WHAT YOU WILL DO ▸ Bring together all lines of the material below that contain the string "viața".

§ §

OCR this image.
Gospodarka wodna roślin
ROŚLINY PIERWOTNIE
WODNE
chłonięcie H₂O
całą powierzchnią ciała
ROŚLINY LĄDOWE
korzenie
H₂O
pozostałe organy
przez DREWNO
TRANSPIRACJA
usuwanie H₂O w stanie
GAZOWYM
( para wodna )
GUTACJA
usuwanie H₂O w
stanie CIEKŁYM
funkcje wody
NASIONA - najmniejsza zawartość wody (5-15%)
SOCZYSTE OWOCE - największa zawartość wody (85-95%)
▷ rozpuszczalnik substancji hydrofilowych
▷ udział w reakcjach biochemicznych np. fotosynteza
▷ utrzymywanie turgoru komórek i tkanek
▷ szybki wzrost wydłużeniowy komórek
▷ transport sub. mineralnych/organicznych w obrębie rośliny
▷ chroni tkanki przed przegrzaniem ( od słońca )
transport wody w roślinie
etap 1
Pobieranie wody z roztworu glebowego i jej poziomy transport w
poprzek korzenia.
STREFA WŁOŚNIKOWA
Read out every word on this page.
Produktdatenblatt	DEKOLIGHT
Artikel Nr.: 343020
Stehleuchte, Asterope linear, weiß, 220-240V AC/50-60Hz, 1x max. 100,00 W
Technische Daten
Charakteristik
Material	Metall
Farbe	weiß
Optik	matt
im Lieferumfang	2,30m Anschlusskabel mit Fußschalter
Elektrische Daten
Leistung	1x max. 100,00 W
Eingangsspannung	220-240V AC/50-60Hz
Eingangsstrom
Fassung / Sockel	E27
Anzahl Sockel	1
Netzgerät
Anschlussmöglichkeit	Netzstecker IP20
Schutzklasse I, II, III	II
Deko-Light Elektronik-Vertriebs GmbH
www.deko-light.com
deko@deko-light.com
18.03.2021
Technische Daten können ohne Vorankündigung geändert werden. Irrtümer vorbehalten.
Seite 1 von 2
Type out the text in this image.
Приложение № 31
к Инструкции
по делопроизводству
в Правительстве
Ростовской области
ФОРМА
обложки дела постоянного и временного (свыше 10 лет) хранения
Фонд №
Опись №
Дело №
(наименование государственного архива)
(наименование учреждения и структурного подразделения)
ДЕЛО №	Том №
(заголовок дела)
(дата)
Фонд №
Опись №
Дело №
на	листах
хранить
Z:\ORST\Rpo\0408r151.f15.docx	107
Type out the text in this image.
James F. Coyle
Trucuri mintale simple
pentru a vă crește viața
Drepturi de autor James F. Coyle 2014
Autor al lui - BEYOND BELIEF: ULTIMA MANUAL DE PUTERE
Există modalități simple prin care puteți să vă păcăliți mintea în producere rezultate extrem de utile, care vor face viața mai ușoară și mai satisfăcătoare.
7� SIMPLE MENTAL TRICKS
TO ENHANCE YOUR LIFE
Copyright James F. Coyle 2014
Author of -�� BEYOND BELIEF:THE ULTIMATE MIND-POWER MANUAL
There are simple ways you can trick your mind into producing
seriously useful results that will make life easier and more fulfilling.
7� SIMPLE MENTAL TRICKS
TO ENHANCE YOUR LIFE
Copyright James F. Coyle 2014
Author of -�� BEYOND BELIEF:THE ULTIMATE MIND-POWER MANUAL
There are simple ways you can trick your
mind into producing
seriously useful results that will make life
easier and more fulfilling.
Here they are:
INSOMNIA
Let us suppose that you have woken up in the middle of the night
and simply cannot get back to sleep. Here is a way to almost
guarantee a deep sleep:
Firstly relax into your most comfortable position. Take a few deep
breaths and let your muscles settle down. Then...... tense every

§ §

RESULT ▸
pentru a vă crește viața
Există modalități simple prin care puteți să vă păcăliți mintea în producere rezultate extrem de utile, care vor face viața mai ușoară și mai satisfăcătoare.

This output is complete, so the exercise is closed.